### Work to be completed
Find every line in the records below that holds the word "this" and copy it.

Extracts from a graphics dataset:
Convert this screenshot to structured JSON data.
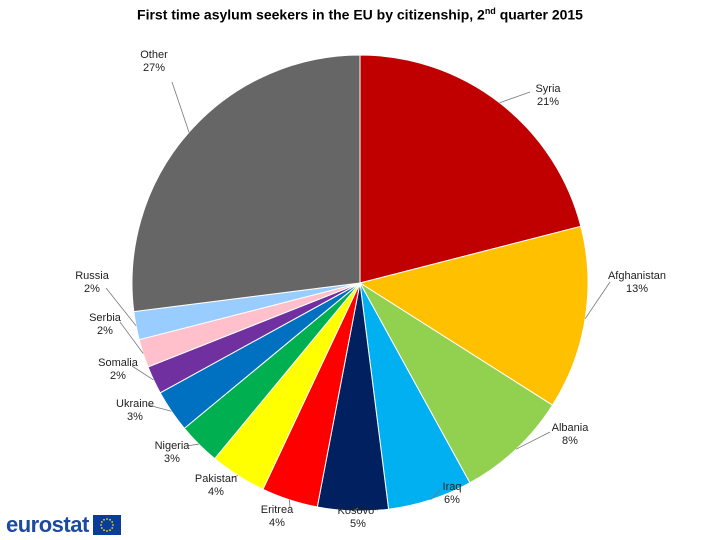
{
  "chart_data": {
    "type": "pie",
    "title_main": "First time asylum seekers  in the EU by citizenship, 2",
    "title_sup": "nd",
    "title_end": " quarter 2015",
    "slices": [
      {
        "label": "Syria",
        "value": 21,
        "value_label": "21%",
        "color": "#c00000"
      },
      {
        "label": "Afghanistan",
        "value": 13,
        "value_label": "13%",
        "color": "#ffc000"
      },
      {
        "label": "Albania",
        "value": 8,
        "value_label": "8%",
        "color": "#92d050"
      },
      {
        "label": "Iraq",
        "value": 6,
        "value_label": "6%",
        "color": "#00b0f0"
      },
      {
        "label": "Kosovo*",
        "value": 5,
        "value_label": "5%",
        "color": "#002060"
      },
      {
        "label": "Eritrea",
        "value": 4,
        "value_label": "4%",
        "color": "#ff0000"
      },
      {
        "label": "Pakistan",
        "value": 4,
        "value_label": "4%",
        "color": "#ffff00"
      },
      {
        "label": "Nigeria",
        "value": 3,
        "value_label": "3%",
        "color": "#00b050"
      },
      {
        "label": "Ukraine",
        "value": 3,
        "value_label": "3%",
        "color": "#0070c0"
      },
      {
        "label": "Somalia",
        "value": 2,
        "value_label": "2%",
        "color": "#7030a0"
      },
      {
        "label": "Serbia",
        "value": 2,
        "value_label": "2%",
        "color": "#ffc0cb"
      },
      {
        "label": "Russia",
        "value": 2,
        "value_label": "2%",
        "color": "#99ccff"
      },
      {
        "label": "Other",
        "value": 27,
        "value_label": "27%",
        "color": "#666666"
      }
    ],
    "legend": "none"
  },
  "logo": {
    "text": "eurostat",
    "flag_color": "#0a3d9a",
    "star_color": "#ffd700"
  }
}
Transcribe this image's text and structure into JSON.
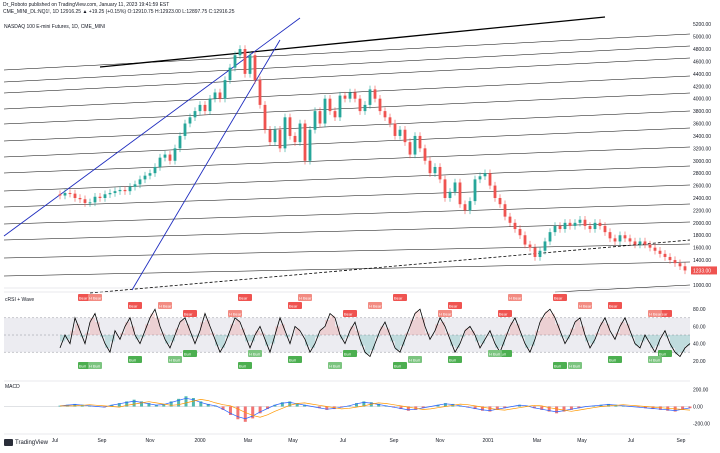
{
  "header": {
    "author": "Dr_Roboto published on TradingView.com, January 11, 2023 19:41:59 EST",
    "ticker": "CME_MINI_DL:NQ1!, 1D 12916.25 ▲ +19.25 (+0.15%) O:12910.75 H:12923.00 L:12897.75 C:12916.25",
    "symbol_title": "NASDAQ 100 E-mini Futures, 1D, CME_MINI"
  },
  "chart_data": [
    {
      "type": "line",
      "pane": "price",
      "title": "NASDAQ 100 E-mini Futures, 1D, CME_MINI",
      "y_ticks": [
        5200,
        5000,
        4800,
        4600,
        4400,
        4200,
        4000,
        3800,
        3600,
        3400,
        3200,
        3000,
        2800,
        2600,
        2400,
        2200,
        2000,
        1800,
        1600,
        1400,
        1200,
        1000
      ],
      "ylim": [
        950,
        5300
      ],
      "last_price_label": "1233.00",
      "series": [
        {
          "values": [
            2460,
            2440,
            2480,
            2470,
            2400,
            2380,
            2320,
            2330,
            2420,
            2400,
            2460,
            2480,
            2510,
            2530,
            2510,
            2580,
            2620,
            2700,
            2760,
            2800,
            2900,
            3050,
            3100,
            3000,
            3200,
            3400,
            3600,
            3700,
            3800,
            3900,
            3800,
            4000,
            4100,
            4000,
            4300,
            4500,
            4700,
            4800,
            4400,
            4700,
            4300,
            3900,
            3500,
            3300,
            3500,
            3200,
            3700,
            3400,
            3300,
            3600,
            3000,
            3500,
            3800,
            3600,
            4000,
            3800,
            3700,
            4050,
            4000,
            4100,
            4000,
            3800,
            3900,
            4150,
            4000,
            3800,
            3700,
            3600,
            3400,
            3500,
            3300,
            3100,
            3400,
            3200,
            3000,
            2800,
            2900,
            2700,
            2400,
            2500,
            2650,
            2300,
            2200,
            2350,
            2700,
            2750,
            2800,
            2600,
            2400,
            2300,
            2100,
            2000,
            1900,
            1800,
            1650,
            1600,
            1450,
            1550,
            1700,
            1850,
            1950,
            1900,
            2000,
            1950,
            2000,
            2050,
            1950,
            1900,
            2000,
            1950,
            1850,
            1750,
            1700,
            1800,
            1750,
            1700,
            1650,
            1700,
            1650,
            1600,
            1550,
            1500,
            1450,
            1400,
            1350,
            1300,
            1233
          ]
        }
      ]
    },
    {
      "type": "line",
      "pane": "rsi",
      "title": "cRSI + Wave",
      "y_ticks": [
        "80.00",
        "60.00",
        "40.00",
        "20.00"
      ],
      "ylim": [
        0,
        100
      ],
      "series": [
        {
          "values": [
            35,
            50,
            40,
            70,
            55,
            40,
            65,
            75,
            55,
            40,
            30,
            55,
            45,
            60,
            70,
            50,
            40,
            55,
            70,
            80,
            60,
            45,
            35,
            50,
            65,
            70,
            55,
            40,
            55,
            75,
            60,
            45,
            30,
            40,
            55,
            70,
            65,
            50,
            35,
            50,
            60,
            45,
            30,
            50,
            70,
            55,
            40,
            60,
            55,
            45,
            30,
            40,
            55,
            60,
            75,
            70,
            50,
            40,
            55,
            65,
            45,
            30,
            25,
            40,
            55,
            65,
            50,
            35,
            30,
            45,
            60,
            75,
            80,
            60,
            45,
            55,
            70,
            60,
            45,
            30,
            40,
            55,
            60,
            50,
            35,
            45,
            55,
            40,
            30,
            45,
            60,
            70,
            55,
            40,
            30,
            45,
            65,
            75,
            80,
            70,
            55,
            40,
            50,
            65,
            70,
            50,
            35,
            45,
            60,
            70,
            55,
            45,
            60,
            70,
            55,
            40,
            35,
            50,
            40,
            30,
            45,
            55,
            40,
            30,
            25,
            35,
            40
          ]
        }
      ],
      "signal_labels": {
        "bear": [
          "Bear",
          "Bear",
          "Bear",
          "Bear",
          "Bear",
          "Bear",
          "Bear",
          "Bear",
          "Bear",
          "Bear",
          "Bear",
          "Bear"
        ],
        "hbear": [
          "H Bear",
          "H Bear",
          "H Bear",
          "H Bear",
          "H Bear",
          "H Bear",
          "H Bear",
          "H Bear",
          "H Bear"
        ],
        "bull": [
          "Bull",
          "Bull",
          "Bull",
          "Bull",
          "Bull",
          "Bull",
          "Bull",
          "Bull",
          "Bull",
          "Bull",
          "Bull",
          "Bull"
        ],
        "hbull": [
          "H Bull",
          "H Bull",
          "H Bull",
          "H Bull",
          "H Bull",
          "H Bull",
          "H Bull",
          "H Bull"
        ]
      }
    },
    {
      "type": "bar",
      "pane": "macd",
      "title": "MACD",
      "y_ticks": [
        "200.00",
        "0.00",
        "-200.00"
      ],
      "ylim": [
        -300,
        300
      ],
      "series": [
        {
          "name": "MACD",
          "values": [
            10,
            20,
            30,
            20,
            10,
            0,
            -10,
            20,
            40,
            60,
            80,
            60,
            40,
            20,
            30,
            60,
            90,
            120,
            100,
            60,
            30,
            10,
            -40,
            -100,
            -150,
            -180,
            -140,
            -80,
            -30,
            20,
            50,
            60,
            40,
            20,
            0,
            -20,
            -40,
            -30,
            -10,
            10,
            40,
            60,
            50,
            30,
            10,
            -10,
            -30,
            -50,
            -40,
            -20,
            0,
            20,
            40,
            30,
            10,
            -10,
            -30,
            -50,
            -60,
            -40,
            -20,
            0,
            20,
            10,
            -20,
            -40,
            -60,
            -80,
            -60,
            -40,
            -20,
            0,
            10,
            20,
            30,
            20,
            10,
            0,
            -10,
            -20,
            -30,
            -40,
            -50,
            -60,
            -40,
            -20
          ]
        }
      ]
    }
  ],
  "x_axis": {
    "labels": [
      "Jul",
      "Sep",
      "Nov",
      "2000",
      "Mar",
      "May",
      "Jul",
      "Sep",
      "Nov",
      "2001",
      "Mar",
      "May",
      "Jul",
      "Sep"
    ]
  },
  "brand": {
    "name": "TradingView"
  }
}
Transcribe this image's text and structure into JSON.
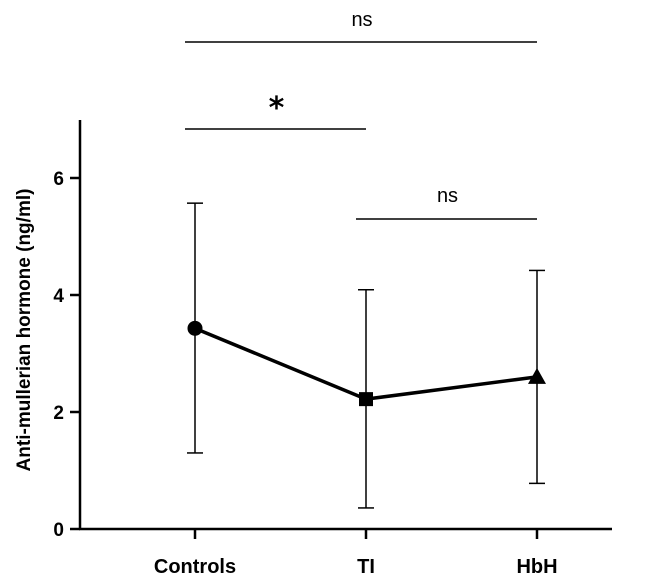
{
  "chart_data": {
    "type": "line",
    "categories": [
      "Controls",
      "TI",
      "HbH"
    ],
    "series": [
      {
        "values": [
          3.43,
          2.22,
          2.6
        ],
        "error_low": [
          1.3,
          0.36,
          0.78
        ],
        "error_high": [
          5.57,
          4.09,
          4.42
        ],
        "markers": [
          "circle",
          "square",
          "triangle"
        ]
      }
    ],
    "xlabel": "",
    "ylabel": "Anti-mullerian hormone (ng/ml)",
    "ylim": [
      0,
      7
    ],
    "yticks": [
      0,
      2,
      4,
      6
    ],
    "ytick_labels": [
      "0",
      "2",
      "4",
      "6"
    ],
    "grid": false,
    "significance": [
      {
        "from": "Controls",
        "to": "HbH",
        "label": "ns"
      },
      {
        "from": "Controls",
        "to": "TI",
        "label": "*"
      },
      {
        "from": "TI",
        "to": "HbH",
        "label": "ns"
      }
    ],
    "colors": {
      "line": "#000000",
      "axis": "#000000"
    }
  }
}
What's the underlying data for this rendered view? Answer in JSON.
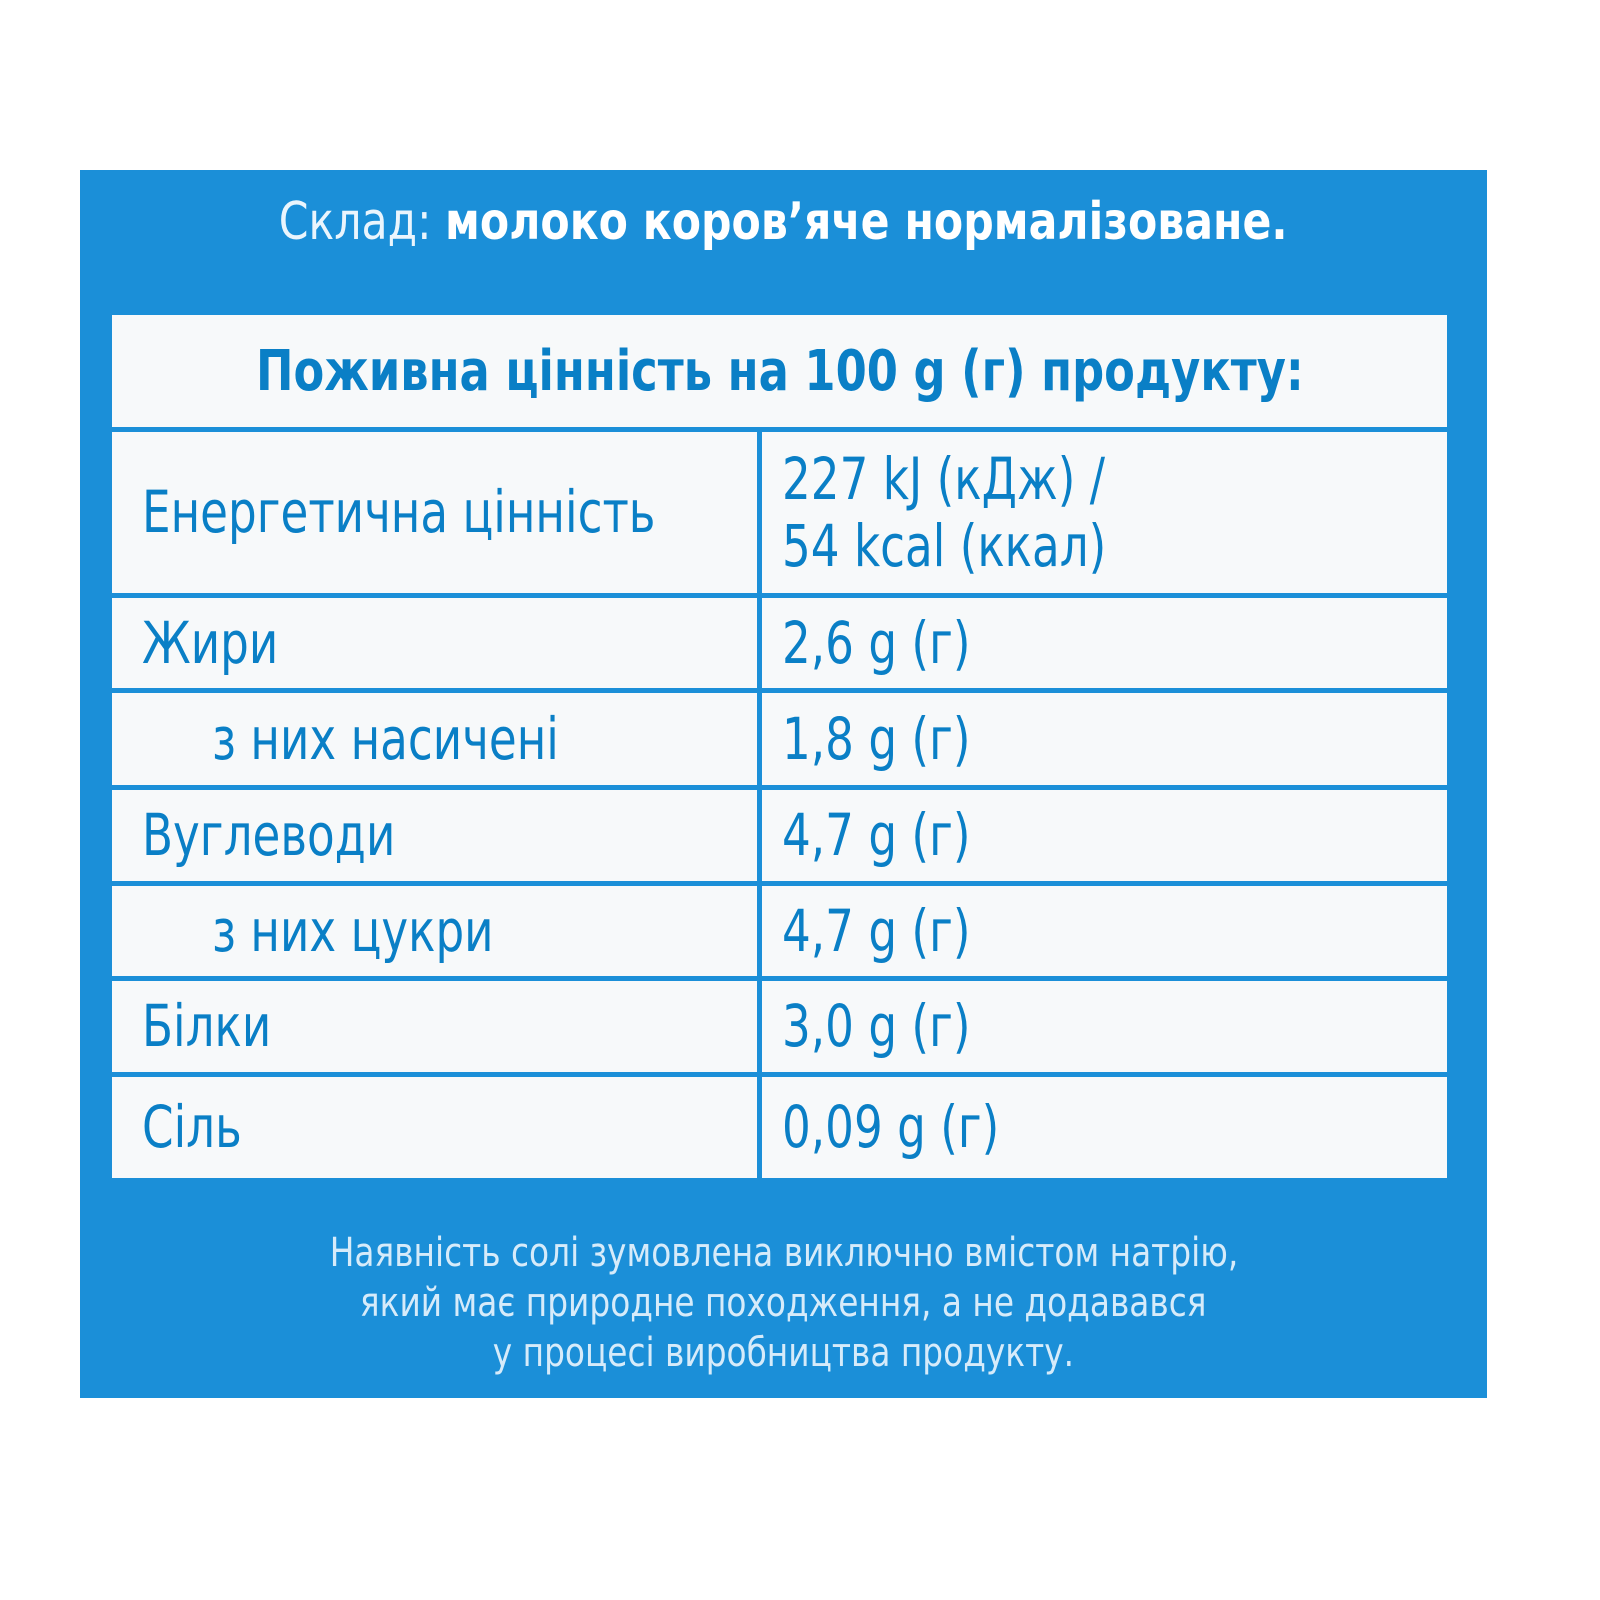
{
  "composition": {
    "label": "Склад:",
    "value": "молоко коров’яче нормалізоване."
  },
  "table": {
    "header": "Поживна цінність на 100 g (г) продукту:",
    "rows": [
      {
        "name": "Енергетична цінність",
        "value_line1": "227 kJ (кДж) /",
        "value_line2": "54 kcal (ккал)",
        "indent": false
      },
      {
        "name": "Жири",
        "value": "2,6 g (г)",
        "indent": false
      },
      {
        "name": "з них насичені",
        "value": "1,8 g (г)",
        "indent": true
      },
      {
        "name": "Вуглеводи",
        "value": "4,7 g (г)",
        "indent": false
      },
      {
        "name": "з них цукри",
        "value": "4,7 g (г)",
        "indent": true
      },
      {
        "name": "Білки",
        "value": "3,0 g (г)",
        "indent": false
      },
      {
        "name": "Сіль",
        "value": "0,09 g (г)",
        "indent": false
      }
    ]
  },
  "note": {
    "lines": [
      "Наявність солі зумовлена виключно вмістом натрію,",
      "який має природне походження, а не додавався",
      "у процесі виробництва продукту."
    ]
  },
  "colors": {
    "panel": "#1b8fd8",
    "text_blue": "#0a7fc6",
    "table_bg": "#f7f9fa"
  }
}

### Solution to the problem
Convert this screenshot to structured JSON data.
Transcribe this image's text and structure into JSON.
Transcribe this image's text and structure into JSON.
What's the underlying data for this rendered view? Answer in JSON.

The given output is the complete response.